[GIVEN INSTRUCTION A]:
Write out everything in the National Pollutant Inventory article from "Australian emissions database" down to "and resource efficiency.", word for word.

---------- DOCUMENT EXCERPT

= National Pollutant Inventory =

Australian emissions database

The National Pollutant Inventory (NPI) is a database of Australian pollution emissions managed by the Australian Commonwealth, State and Territory Governments. A condensed version of the information collected is available to the public via the Department’s website .

==Emissions==
The NPI records and makes publicly available the emissions from industrial facilities and diffuse sources of 93 different chemical substances to air, land and water.

==Objectives==
The objectives of the NPI are to:
- Assist industry and government with environmental planning and management;
- Provide the community with up to date information about pollutant emissions from industrial facilities; and
- Promote waste minimisation, cleaner production, eco-efficiency and energy and resource efficiency.

==Sources of data==
Australian industrial facilities that use certain amounts of the 93 NPI substances must estimate and report their emissions directly to their state or territory environment agency annually. The state and territory environment agencies review all NPI reports for accuracy and forward
the data to the Australian Government. The reports are then displayed on the NPI public website

== Exemptions ==
The following industrial activities are exempt from the NPI's mandatory reporting requirements:
- Mobile emission sources (for example, an aircraft in flight or a ship at sea) operating outside the boundaries of a fixed facility
- Petrol stations
- Dry cleaners which employ less than 20 people
- Scrap metal handling facilities that do not reprocess batteries or engage in metal smelting
- Agricultural production facilities, including the growing of trees, aquaculture, horticulture or livestock raising unless it involves intensive livestock production (for example, a piggery, poultry farm or a cattle feedlot) or processing agricultural produce.
During a review of the NPI undertaken in 2005, it was suggested that two industries have their exemptions lifted. They were aquaculture, and crematoria. Reasons given were for their discharges of nutrient to the sea, and mercury to the atmosphere respectively. In 2007, Environment Ministers voted against the lifting of the reporting exemption for aquaculture, despite the review receiving 12 submissions supporting the recommendation, and 5 opposing it.

--------------------

[GIVEN INSTRUCTION B]:
Turn the rows below into a numbered list, covering everything from the first row down to the row containing "author-handle[interactable]: ... <box>436", both ends included, with no blank lines.

---------- SOURCE RECORDS

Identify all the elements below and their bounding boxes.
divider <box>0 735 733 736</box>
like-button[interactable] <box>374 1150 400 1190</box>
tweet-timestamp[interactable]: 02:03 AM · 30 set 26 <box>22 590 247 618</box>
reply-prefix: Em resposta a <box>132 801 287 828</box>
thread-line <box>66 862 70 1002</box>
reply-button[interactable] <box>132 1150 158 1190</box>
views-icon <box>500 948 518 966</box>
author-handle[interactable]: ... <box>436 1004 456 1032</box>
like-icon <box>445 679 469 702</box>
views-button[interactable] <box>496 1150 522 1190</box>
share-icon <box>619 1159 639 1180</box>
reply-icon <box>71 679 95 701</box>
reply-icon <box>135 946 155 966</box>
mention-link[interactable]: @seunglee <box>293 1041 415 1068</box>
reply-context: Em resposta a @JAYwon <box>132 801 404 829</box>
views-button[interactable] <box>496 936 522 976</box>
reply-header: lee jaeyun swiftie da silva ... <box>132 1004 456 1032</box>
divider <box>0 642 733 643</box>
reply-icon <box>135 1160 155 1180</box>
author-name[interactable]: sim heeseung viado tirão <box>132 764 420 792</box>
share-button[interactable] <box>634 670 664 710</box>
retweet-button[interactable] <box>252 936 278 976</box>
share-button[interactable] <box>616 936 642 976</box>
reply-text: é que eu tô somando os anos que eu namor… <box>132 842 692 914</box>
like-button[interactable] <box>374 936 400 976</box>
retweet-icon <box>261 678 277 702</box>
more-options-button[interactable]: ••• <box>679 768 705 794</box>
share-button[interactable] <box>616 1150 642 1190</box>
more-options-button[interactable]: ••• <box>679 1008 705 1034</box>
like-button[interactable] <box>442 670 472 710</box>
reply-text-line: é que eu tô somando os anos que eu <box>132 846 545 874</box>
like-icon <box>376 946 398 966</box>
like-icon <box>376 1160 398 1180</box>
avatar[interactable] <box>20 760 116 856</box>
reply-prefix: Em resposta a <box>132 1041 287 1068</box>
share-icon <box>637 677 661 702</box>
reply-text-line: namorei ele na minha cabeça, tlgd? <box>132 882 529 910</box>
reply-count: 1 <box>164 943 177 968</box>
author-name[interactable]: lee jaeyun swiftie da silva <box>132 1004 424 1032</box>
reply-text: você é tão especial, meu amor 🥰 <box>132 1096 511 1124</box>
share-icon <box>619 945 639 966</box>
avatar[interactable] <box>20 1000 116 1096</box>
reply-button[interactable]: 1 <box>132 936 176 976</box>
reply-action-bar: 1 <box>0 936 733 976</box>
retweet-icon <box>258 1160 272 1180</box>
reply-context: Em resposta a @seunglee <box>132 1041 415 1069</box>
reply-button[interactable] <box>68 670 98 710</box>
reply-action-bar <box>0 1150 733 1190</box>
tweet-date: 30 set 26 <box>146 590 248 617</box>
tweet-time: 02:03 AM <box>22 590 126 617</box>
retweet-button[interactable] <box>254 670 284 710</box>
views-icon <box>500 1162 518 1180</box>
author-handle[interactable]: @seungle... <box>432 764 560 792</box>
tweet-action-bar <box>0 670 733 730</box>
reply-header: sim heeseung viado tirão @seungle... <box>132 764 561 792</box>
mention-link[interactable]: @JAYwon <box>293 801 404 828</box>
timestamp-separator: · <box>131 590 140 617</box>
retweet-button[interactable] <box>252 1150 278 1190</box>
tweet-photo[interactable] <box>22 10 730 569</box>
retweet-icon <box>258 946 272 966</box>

--------------------

[FULL RESPONSE A]:
Australian emissions database

The National Pollutant Inventory (NPI) is a database of Australian pollution emissions managed by the Australian Commonwealth, State and Territory Governments. A condensed version of the information collected is available to the public via the Department’s website .

==Emissions==
The NPI records and makes publicly available the emissions from industrial facilities and diffuse sources of 93 different chemical substances to air, land and water.

==Objectives==
The objectives of the NPI are to:
- Assist industry and government with environmental planning and management;
- Provide the community with up to date information about pollutant emissions from industrial facilities; and
- Promote waste minimisation, cleaner production, eco-efficiency and energy and resource efficiency.

[FULL RESPONSE B]:
1. Identify all the elements below and their bounding boxes.
2. divider <box>0 735 733 736</box>
3. like-button[interactable] <box>374 1150 400 1190</box>
4. tweet-timestamp[interactable]: 02:03 AM · 30 set 26 <box>22 590 247 618</box>
5. reply-prefix: Em resposta a <box>132 801 287 828</box>
6. thread-line <box>66 862 70 1002</box>
7. reply-button[interactable] <box>132 1150 158 1190</box>
8. views-icon <box>500 948 518 966</box>
9. author-handle[interactable]: ... <box>436 1004 456 1032</box>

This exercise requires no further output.